• Directive
Recast every line of the records below as a Markdown table with the columns Row and Line, numbering each row and omitting blank lines. Leave the pictures out of the table.

Source records:

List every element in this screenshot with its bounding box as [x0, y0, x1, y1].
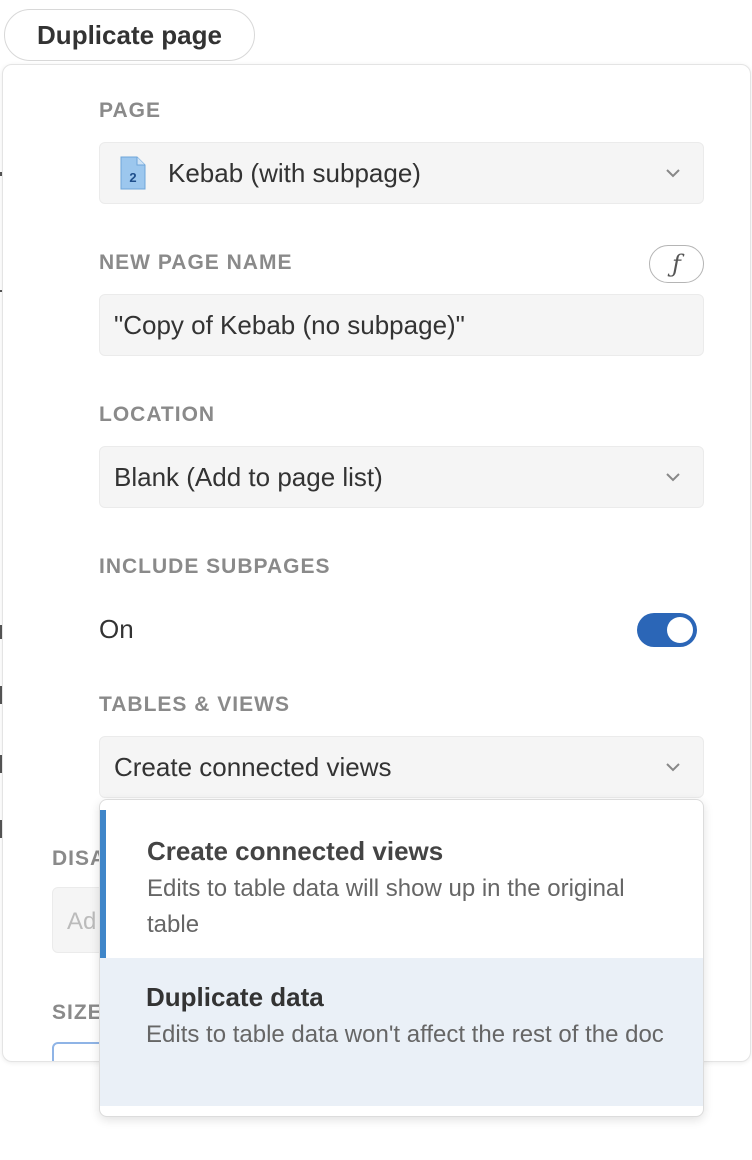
page-select[interactable]: 2 Kebab (with subpage): [99, 142, 704, 204]
include-subpages-toggle[interactable]: [637, 613, 697, 647]
document-icon-number: 2: [129, 170, 136, 185]
formula-button[interactable]: ƒ: [649, 245, 704, 283]
option-description: Edits to table data will show up in the …: [147, 875, 625, 938]
new-page-name-value: "Copy of Kebab (no subpage)": [114, 309, 465, 340]
tables-views-dropdown-menu: Create connected views Edits to table da…: [99, 799, 704, 1117]
page-select-value: Kebab (with subpage): [168, 157, 421, 188]
chevron-down-icon: [666, 763, 680, 772]
option-create-connected-views[interactable]: Create connected views Edits to table da…: [100, 810, 703, 958]
location-select[interactable]: Blank (Add to page list): [99, 446, 704, 508]
new-page-name-field[interactable]: "Copy of Kebab (no subpage)": [99, 294, 704, 356]
tables-views-select-value: Create connected views: [114, 751, 392, 782]
location-select-value: Blank (Add to page list): [114, 461, 383, 492]
option-title: Create connected views: [147, 836, 444, 866]
include-subpages-state: On: [99, 614, 134, 644]
tables-views-label: TABLES & VIEWS: [99, 693, 290, 716]
duplicate-page-button[interactable]: Duplicate page: [4, 9, 255, 61]
chevron-down-icon: [666, 169, 680, 178]
background-input-placeholder: Ad: [67, 908, 97, 935]
option-title: Duplicate data: [146, 982, 324, 1012]
background-label-size: SIZE: [52, 1001, 103, 1024]
tables-views-select[interactable]: Create connected views: [99, 736, 704, 798]
location-label: LOCATION: [99, 403, 216, 426]
page-label: PAGE: [99, 99, 161, 122]
toggle-knob: [667, 617, 693, 643]
chevron-down-icon: [666, 473, 680, 482]
include-subpages-label: INCLUDE SUBPAGES: [99, 555, 331, 578]
new-page-name-label: NEW PAGE NAME: [99, 251, 293, 274]
option-description: Edits to table data won't affect the res…: [146, 1021, 664, 1048]
option-duplicate-data[interactable]: Duplicate data Edits to table data won't…: [100, 958, 703, 1106]
document-icon: 2: [120, 156, 146, 190]
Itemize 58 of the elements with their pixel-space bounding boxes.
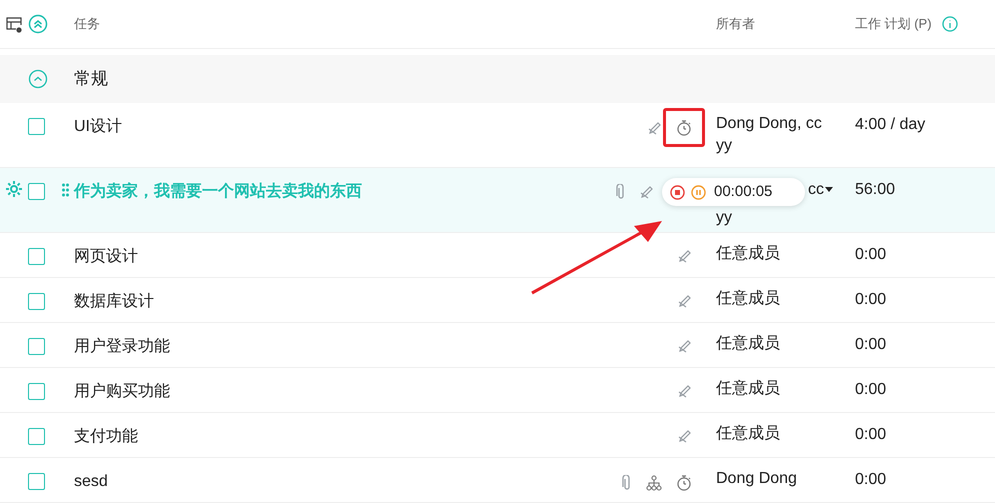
checkbox[interactable] bbox=[28, 473, 45, 490]
plan-text: 0:00 bbox=[855, 246, 886, 263]
task-name[interactable]: 网页设计 bbox=[74, 245, 678, 269]
checkbox[interactable] bbox=[28, 118, 45, 135]
crossed-pencil-icon[interactable] bbox=[678, 429, 692, 443]
pause-icon[interactable] bbox=[691, 184, 706, 200]
collapse-all-icon[interactable] bbox=[28, 14, 48, 34]
checkbox[interactable] bbox=[28, 183, 45, 200]
owner-text: Dong Dong, cc yy bbox=[716, 114, 823, 156]
paperclip-icon[interactable] bbox=[616, 184, 626, 200]
gear-icon[interactable] bbox=[5, 180, 23, 198]
owner-text: yy bbox=[716, 208, 732, 228]
owner-text: cc bbox=[808, 180, 824, 200]
group-name: 常规 bbox=[74, 68, 108, 90]
owner-text: 任意成员 bbox=[716, 288, 781, 309]
paperclip-icon[interactable] bbox=[622, 474, 632, 490]
crossed-pencil-icon[interactable] bbox=[648, 120, 662, 134]
crossed-pencil-icon[interactable] bbox=[640, 185, 654, 199]
stopwatch-icon[interactable] bbox=[676, 474, 692, 491]
task-name[interactable]: 用户购买功能 bbox=[74, 380, 678, 404]
task-name[interactable]: sesd bbox=[74, 470, 622, 494]
checkbox[interactable] bbox=[28, 428, 45, 445]
owner-text: 任意成员 bbox=[716, 424, 781, 444]
crossed-pencil-icon[interactable] bbox=[678, 249, 692, 263]
task-name[interactable]: 用户登录功能 bbox=[74, 335, 678, 359]
plan-text: 0:00 bbox=[855, 291, 886, 308]
owner-text: Dong Dong bbox=[716, 469, 798, 489]
stopwatch-icon[interactable] bbox=[676, 119, 692, 136]
column-header: 所有者 bbox=[716, 15, 756, 34]
crossed-pencil-icon[interactable] bbox=[678, 294, 692, 308]
column-header: 任务 bbox=[74, 15, 101, 34]
plan-text: 56:00 bbox=[855, 181, 896, 198]
timer-text: 00:00:05 bbox=[714, 182, 772, 202]
column-header: 工作 计划 (P) bbox=[855, 15, 932, 34]
task-name[interactable]: 支付功能 bbox=[74, 425, 678, 449]
caret-down-icon[interactable] bbox=[824, 187, 834, 193]
plan-text: 0:00 bbox=[855, 471, 886, 488]
task-name[interactable]: 数据库设计 bbox=[74, 290, 678, 314]
drag-handle-icon[interactable] bbox=[62, 183, 68, 197]
plan-text: 4:00 / day bbox=[855, 116, 926, 133]
crossed-pencil-icon[interactable] bbox=[678, 384, 692, 398]
plan-text: 0:00 bbox=[855, 426, 886, 443]
collapse-icon[interactable] bbox=[28, 69, 48, 89]
hierarchy-icon[interactable] bbox=[646, 474, 662, 490]
checkbox[interactable] bbox=[28, 293, 45, 310]
stop-icon[interactable] bbox=[670, 184, 685, 200]
checkbox[interactable] bbox=[28, 248, 45, 265]
table-settings-icon[interactable] bbox=[5, 16, 23, 34]
task-name[interactable]: UI设计 bbox=[74, 115, 648, 139]
owner-text: 任意成员 bbox=[716, 244, 781, 264]
checkbox[interactable] bbox=[28, 383, 45, 400]
owner-text: 任意成员 bbox=[716, 334, 781, 354]
plan-text: 0:00 bbox=[855, 336, 886, 353]
checkbox[interactable] bbox=[28, 338, 45, 355]
info-icon[interactable] bbox=[942, 16, 958, 32]
plan-text: 0:00 bbox=[855, 381, 886, 398]
crossed-pencil-icon[interactable] bbox=[678, 339, 692, 353]
owner-text: 任意成员 bbox=[716, 378, 781, 399]
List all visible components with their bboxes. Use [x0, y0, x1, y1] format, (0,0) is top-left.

• Expected answer
| Row | Line |
|---|---|
| 1 | List every element in this screenshot with its bounding box as [x0, y0, x1, y1]. |
| 2 | page-select[interactable]: 2 Kebab (with subpage): [99, 142, 704, 204] |
| 3 | include-subpages-toggle[interactable]: [637, 613, 697, 647] |
| 4 | document-icon-number: 2: [129, 170, 136, 185] |
| 5 | formula-button[interactable]: ƒ: [649, 245, 704, 283] |
| 6 | option-description: Edits to table data will show up in the …: [147, 875, 625, 938] |
| 7 | new-page-name-value: "Copy of Kebab (no subpage)": [114, 309, 465, 340] |
| 8 | tables-views-dropdown-menu: Create connected views Edits to table da…: [99, 799, 704, 1117] |
| 9 | page-select-value: Kebab (with subpage): [168, 157, 421, 188] |
| 10 | chevron-down-icon: [666, 763, 680, 772] |
| 11 | option-create-connected-views[interactable]: Create connected views Edits to table da…: [100, 810, 703, 958] |
| 12 | location-select[interactable]: Blank (Add to page list): [99, 446, 704, 508] |
| 13 | new-page-name-field[interactable]: "Copy of Kebab (no subpage)": [99, 294, 704, 356] |
| 14 | tables-views-select-value: Create connected views: [114, 751, 392, 782] |
| 15 | location-select-value: Blank (Add to page list): [114, 461, 383, 492] |
| 16 | option-title: Create connected views: [147, 836, 444, 866] |
| 17 | include-subpages-state: On: [99, 614, 134, 644] |
| 18 | tables-views-label: TABLES & VIEWS: [99, 693, 290, 716] |
| 19 | duplicate-page-button[interactable]: Duplicate page: [4, 9, 255, 61] |
| 20 | chevron-down-icon: [666, 169, 680, 178] |
| 21 | background-input-placeholder: Ad: [67, 908, 97, 935] |
| 22 | option-title: Duplicate data: [146, 982, 324, 1012] |
| 23 | background-label-size: SIZE: [52, 1001, 103, 1024] |
| 24 | tables-views-select[interactable]: Create connected views: [99, 736, 704, 798] |
| 25 | location-label: LOCATION: [99, 403, 216, 426] |
| 26 | page-label: PAGE: [99, 99, 161, 122] |
| 27 | toggle-knob: [667, 617, 693, 643] |
| 28 | chevron-down-icon: [666, 473, 680, 482] |
| 29 | include-subpages-label: INCLUDE SUBPAGES: [99, 555, 331, 578] |
| 30 | new-page-name-label: NEW PAGE NAME: [99, 251, 293, 274] |
| 31 | option-description: Edits to table data won't affect the res…: [146, 1021, 664, 1048] |
| 32 | option-duplicate-data[interactable]: Duplicate data Edits to table data won't…: [100, 958, 703, 1106] |
| 33 | document-icon: 2: [120, 156, 146, 190] |
| 34 | Itemize 58 of the elements with their pixel-space bounding boxes. |
| 35 | checkbox[interactable] bbox=[28, 473, 45, 490] |
| 36 | plan-text: 0:00 bbox=[855, 246, 886, 263] |
| 37 | task-name[interactable]: 网页设计 bbox=[74, 245, 678, 269] |
| 38 | checkbox[interactable] bbox=[28, 118, 45, 135] |
| 39 | crossed-pencil-icon[interactable] bbox=[678, 429, 692, 443] |
| 40 | pause-icon[interactable] bbox=[691, 184, 706, 200] |
| 41 | collapse-all-icon[interactable] bbox=[28, 14, 48, 34] |
| 42 | checkbox[interactable] bbox=[28, 183, 45, 200] |
| 43 | owner-text: Dong Dong, cc yy bbox=[716, 114, 823, 156] |
| 44 | paperclip-icon[interactable] bbox=[616, 184, 626, 200] |
| 45 | gear-icon[interactable] bbox=[5, 180, 23, 198] |
| 46 | owner-text: yy bbox=[716, 208, 732, 228] |
| 47 | owner-text: cc bbox=[808, 180, 824, 200] |
| 48 | group-name: 常规 bbox=[74, 68, 108, 90] |
| 49 | owner-text: 任意成员 bbox=[716, 288, 781, 309] |
| 50 | paperclip-icon[interactable] bbox=[622, 474, 632, 490] |
| 51 | crossed-pencil-icon[interactable] bbox=[648, 120, 662, 134] |
| 52 | crossed-pencil-icon[interactable] bbox=[640, 185, 654, 199] |
| 53 | stopwatch-icon[interactable] bbox=[676, 474, 692, 491] |
| 54 | task-name[interactable]: 用户购买功能 bbox=[74, 380, 678, 404] |
| 55 | task-name[interactable]: sesd bbox=[74, 470, 622, 494] |
| 56 | checkbox[interactable] bbox=[28, 428, 45, 445] |
| 57 | owner-text: 任意成员 bbox=[716, 424, 781, 444] |
| 58 | crossed-pencil-icon[interactable] bbox=[678, 249, 692, 263] |
| 59 | task-name[interactable]: 用户登录功能 bbox=[74, 335, 678, 359] |
| 60 | plan-text: 0:00 bbox=[855, 291, 886, 308] |
| 61 | owner-text: Dong Dong bbox=[716, 469, 798, 489] |
| 62 | stopwatch-icon[interactable] bbox=[676, 119, 692, 136] |
| 63 | column-header: 所有者 bbox=[716, 15, 756, 34] |
| 64 | crossed-pencil-icon[interactable] bbox=[678, 294, 692, 308] |
| 65 | column-header: 任务 bbox=[74, 15, 101, 34] |
| 66 | plan-text: 56:00 bbox=[855, 181, 896, 198] |
| 67 | timer-text: 00:00:05 bbox=[714, 182, 772, 202] |
| 68 | column-header: 工作 计划 (P) bbox=[855, 15, 932, 34] |
| 69 | task-name[interactable]: 支付功能 bbox=[74, 425, 678, 449] |
| 70 | caret-down-icon[interactable] bbox=[824, 187, 834, 193] |
| 71 | plan-text: 0:00 bbox=[855, 471, 886, 488] |
| 72 | task-name[interactable]: 数据库设计 bbox=[74, 290, 678, 314] |
| 73 | drag-handle-icon[interactable] bbox=[62, 183, 68, 197] |
| 74 | plan-text: 4:00 / day bbox=[855, 116, 926, 133] |
| 75 | crossed-pencil-icon[interactable] bbox=[678, 384, 692, 398] |
| 76 | plan-text: 0:00 bbox=[855, 426, 886, 443] |
| 77 | collapse-icon[interactable] bbox=[28, 69, 48, 89] |
| 78 | hierarchy-icon[interactable] bbox=[646, 474, 662, 490] |
| 79 | checkbox[interactable] bbox=[28, 293, 45, 310] |
| 80 | stop-icon[interactable] bbox=[670, 184, 685, 200] |
| 81 | checkbox[interactable] bbox=[28, 248, 45, 265] |
| 82 | table-settings-icon[interactable] bbox=[5, 16, 23, 34] |
| 83 | task-name[interactable]: UI设计 bbox=[74, 115, 648, 139] |
| 84 | owner-text: 任意成员 bbox=[716, 244, 781, 264] |
| 85 | checkbox[interactable] bbox=[28, 383, 45, 400] |
| 86 | owner-text: 任意成员 bbox=[716, 334, 781, 354] |
| 87 | plan-text: 0:00 bbox=[855, 336, 886, 353] |
| 88 | checkbox[interactable] bbox=[28, 338, 45, 355] |
| 89 | info-icon[interactable] bbox=[942, 16, 958, 32] |
| 90 | plan-text: 0:00 bbox=[855, 381, 886, 398] |
| 91 | crossed-pencil-icon[interactable] bbox=[678, 339, 692, 353] |
| 92 | owner-text: 任意成员 bbox=[716, 378, 781, 399] |
| 93 | List all visible components with their bboxes. Use [x0, y0, x1, y1] format, (0,0) is top-left. |